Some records
* * * * *
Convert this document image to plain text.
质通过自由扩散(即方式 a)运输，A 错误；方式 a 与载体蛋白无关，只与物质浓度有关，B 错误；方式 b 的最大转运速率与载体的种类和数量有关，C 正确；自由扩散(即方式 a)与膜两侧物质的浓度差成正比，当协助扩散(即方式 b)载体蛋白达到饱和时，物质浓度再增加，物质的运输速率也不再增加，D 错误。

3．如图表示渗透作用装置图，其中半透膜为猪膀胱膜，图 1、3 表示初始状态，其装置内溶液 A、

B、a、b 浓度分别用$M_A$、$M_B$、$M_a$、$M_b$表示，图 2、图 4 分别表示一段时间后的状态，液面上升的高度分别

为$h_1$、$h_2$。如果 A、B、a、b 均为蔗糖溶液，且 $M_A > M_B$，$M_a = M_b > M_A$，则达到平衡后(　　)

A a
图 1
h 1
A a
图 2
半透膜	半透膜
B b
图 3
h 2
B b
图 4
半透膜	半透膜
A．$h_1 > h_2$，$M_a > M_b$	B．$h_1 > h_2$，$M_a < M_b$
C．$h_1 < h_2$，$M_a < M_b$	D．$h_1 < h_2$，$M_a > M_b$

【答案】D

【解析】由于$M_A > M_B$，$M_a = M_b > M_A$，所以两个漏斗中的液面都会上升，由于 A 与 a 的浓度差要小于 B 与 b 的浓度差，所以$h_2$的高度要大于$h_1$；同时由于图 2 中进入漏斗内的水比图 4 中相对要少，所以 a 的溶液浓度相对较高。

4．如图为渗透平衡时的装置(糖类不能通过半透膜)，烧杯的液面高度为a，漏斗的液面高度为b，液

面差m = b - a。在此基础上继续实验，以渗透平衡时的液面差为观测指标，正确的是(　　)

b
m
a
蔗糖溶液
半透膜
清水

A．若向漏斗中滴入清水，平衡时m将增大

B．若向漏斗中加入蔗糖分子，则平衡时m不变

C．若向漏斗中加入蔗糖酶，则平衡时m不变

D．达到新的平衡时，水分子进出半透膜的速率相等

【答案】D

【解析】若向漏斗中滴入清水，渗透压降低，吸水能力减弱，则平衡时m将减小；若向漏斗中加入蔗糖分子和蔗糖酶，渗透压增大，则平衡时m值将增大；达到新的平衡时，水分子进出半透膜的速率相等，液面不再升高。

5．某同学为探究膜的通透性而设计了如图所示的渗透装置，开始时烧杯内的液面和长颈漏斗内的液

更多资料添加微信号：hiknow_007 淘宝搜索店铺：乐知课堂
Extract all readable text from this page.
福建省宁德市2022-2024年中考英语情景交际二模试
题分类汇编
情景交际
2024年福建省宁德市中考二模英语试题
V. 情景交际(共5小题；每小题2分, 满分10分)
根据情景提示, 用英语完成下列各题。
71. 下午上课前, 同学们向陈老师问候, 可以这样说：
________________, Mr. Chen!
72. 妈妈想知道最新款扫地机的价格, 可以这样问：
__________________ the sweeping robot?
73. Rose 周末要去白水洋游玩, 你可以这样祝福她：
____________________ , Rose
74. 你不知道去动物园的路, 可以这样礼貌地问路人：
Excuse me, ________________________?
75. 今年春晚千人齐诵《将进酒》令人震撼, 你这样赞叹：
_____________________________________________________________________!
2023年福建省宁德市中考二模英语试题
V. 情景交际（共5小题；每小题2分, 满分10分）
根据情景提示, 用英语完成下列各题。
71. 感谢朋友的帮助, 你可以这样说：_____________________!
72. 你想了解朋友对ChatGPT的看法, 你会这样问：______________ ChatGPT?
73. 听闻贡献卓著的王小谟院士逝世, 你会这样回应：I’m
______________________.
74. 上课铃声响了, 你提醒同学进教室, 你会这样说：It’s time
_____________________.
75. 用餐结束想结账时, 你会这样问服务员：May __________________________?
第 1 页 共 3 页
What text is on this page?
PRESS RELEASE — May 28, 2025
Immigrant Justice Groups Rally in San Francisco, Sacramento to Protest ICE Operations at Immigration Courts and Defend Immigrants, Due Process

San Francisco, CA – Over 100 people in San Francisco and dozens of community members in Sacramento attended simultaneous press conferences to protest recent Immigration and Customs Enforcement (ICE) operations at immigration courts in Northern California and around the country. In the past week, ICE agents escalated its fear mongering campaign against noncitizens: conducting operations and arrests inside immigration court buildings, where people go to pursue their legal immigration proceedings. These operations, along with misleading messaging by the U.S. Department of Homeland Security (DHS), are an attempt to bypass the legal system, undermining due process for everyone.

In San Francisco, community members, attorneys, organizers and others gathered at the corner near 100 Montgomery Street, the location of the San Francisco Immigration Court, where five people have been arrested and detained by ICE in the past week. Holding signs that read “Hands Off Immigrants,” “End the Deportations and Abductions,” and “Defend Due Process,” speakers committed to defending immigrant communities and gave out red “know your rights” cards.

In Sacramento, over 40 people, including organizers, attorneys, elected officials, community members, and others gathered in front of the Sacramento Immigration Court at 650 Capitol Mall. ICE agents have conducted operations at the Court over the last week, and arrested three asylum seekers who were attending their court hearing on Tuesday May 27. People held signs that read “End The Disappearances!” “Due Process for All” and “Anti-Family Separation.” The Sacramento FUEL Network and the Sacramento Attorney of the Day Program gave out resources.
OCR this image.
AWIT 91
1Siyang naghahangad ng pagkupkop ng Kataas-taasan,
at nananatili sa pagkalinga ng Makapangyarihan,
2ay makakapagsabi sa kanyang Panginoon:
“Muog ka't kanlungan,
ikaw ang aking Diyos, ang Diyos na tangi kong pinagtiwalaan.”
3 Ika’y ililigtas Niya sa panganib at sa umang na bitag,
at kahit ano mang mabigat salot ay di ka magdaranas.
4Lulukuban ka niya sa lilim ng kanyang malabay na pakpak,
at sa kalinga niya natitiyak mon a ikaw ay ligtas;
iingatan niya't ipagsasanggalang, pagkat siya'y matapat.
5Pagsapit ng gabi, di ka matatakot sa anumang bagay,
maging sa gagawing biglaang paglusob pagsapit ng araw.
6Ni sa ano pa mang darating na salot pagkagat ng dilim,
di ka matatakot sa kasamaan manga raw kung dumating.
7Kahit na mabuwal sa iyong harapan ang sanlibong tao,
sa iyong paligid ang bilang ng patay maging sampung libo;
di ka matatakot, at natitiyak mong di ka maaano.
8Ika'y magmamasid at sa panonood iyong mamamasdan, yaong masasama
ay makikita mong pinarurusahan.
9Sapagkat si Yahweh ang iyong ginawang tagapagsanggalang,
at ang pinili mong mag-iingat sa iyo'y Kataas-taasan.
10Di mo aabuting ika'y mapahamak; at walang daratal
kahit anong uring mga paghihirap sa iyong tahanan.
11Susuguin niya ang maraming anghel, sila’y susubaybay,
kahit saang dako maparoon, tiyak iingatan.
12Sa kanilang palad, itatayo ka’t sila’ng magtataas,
* * * * *
> **TASK OBJECTIVE**: Identify each line of the material where the word "natitiyak" shows up, and copy it.

> **REPLY**:
at sa kalinga niya natitiyak mon a ikaw ay ligtas;
di ka matatakot, at natitiyak mong di ka maaano.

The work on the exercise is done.